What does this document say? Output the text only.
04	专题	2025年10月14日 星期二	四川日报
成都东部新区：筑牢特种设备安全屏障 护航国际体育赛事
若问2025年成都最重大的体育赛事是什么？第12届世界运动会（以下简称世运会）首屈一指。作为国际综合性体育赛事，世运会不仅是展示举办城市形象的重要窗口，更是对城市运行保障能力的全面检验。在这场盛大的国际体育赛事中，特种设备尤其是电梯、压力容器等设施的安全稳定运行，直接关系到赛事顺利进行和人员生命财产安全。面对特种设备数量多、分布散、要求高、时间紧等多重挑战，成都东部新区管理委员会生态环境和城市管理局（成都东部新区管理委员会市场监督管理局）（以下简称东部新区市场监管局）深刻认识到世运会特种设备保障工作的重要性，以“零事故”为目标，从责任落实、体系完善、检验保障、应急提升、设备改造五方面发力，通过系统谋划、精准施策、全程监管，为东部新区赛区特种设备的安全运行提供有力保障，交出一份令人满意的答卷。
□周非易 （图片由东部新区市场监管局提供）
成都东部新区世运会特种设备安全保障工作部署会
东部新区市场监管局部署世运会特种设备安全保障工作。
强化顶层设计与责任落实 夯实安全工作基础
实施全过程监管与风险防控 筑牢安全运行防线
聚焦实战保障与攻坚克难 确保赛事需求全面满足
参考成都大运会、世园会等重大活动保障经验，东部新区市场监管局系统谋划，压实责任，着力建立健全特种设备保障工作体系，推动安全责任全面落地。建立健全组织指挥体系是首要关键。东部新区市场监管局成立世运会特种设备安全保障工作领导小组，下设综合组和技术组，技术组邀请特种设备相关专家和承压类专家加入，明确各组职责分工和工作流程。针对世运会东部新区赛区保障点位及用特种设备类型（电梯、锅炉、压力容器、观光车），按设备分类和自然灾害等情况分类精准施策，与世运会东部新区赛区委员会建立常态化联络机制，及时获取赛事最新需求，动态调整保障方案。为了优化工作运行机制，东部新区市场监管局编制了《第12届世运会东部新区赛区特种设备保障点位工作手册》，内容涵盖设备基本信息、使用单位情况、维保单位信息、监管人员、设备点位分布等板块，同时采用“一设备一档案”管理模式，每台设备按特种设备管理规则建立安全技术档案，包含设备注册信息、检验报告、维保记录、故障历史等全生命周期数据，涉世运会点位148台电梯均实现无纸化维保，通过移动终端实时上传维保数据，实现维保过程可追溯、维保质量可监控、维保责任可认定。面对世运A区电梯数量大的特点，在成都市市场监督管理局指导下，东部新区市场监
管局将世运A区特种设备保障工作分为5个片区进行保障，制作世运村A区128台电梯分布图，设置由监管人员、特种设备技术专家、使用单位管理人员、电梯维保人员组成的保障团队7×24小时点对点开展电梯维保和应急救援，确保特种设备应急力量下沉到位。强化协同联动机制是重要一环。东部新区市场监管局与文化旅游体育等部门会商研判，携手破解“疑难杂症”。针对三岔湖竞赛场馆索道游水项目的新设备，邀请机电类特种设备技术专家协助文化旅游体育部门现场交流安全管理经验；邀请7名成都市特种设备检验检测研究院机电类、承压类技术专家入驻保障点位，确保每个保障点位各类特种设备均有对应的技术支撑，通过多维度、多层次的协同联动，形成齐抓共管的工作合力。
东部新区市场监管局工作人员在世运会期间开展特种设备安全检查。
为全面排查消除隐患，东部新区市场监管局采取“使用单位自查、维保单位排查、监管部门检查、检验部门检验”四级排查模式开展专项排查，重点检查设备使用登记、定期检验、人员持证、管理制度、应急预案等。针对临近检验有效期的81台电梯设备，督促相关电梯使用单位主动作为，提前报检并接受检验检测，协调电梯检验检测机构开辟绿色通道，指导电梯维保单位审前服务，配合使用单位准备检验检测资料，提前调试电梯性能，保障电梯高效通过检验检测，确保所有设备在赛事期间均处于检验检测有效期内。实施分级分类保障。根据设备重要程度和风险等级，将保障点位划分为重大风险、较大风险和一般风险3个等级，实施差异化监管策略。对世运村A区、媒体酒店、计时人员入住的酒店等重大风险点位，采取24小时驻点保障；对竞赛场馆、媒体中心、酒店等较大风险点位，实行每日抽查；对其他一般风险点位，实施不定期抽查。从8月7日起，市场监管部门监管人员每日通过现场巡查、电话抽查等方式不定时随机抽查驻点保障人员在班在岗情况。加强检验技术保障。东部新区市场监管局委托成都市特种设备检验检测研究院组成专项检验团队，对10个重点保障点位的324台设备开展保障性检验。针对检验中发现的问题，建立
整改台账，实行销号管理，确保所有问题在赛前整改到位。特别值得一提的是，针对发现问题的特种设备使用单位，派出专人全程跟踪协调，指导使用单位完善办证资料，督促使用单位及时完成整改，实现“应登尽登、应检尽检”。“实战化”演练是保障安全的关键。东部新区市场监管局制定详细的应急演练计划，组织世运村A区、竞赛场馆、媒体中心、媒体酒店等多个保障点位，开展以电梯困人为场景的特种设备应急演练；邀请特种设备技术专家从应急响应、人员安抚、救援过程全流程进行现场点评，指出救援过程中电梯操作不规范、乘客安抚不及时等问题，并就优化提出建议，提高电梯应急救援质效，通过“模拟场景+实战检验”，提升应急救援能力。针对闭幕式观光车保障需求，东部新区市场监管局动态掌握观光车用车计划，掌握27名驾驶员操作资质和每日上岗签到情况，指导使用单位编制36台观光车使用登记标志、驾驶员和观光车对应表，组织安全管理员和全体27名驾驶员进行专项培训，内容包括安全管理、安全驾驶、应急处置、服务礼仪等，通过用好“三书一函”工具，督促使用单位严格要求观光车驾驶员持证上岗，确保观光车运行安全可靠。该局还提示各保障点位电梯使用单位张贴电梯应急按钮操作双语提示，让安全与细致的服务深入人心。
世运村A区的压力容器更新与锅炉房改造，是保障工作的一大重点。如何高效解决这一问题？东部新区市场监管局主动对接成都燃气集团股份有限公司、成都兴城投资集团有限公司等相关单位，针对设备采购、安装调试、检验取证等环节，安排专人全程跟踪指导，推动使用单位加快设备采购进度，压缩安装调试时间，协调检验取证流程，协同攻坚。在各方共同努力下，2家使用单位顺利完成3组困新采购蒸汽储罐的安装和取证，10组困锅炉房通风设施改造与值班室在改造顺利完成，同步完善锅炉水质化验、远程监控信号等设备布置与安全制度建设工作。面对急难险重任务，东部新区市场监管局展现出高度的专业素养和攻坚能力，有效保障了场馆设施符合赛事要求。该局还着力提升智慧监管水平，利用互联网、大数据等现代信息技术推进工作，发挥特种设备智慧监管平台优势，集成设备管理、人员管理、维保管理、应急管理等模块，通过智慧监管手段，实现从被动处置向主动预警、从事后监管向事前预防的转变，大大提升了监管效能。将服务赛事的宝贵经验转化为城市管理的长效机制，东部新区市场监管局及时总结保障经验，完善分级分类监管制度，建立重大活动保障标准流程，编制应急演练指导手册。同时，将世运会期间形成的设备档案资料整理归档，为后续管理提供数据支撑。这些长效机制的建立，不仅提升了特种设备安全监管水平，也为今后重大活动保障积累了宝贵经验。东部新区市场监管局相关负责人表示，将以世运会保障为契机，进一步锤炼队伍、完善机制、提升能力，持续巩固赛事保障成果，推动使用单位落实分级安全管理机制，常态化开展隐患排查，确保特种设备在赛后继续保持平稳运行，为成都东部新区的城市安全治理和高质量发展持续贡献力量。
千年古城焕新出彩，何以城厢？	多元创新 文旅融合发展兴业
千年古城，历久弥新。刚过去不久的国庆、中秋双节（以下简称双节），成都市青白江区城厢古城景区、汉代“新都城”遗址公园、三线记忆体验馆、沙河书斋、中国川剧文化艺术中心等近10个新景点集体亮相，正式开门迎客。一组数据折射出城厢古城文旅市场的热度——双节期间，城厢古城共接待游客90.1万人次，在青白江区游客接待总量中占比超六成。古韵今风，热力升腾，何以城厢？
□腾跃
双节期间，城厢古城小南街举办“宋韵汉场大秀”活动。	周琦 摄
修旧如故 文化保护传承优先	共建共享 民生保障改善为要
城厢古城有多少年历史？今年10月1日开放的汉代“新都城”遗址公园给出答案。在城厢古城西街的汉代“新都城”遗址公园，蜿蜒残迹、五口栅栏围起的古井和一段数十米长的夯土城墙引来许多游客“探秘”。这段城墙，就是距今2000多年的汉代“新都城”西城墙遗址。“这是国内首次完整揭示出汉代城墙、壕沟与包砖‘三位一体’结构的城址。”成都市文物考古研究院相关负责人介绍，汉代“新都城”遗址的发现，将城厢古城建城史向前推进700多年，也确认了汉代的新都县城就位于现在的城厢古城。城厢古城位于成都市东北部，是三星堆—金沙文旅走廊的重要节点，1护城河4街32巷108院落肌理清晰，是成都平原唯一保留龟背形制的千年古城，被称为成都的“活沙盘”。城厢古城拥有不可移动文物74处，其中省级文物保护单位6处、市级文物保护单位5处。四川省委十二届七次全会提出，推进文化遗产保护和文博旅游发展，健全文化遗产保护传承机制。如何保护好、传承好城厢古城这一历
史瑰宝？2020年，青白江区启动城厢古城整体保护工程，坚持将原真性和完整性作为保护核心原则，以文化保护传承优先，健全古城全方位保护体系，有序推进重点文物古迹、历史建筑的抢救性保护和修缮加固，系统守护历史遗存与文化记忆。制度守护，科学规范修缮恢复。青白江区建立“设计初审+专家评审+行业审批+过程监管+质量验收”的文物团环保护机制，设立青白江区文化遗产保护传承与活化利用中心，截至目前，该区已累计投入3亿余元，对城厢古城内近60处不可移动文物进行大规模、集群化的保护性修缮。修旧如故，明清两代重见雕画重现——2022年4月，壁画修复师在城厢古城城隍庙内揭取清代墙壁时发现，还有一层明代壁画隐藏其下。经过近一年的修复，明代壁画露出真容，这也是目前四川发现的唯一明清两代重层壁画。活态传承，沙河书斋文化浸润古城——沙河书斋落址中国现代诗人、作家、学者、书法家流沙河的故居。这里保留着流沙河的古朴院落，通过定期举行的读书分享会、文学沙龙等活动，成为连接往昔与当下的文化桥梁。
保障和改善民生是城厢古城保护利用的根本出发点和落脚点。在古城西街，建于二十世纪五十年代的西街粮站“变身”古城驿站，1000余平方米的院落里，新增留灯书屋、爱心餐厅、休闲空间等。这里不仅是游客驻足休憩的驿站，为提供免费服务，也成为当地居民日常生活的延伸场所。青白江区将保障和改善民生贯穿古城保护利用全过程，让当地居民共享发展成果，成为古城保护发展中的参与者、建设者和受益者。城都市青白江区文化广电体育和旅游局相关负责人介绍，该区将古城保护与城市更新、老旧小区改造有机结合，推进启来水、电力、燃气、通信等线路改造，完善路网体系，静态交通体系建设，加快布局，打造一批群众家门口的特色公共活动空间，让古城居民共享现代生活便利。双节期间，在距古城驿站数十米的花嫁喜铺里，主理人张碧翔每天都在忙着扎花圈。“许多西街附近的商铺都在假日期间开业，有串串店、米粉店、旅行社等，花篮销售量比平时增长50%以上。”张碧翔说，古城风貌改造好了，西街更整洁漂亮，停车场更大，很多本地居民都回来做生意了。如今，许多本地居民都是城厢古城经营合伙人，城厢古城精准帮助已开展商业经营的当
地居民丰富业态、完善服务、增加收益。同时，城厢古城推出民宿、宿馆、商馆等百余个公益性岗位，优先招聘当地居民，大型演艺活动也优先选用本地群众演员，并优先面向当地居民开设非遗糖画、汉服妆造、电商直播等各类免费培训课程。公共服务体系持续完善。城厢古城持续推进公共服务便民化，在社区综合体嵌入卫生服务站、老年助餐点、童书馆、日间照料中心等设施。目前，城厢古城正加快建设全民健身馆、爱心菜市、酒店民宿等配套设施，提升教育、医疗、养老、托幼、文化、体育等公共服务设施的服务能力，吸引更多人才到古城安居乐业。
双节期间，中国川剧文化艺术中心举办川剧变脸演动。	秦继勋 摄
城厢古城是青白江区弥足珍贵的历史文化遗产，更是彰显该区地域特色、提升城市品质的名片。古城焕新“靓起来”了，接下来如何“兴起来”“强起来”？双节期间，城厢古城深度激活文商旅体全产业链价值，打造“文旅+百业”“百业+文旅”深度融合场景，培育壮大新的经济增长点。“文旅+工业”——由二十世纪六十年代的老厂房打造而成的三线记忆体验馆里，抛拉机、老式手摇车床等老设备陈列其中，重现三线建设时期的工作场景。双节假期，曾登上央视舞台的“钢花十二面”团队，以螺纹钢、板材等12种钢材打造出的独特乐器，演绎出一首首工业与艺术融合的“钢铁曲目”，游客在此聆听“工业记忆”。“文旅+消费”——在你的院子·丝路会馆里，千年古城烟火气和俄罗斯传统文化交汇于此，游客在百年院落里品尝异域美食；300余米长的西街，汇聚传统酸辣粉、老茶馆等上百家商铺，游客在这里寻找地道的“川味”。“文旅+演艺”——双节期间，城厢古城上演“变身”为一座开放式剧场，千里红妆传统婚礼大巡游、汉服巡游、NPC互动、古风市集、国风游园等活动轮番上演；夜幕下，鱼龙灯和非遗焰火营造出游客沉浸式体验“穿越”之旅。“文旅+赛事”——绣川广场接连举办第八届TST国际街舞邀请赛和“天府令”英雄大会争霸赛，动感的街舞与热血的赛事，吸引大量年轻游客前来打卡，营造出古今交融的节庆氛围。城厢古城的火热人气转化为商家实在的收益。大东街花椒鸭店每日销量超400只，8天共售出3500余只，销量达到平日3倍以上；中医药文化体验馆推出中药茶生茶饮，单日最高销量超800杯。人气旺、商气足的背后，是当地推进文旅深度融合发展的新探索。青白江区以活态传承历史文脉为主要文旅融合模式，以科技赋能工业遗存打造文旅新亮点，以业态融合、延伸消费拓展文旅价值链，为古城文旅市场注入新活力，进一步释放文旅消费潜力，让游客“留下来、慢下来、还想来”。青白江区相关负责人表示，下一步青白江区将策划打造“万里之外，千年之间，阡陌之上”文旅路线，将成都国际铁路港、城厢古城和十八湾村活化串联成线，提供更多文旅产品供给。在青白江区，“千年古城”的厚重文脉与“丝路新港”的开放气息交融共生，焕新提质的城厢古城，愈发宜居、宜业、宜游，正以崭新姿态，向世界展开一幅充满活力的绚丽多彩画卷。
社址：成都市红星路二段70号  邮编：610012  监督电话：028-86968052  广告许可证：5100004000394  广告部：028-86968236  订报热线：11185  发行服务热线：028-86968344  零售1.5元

▬▬▬

* [Set problem]:
Pick out the lines above containing the word "何以城厢", then copy them.

* [Result of this exercise]:
千年古城焕新出彩，何以城厢？	多元创新 文旅融合发展兴业
千年古城，历久弥新。刚过去不久的国庆、中秋双节（以下简称双节），成都市青白江区城厢古城景区、汉代“新都城”遗址公园、三线记忆体验馆、沙河书斋、中国川剧文化艺术中心等近10个新景点集体亮相，正式开门迎客。一组数据折射出城厢古城文旅市场的热度——双节期间，城厢古城共接待游客90.1万人次，在青白江区游客接待总量中占比超六成。古韵今风，热力升腾，何以城厢？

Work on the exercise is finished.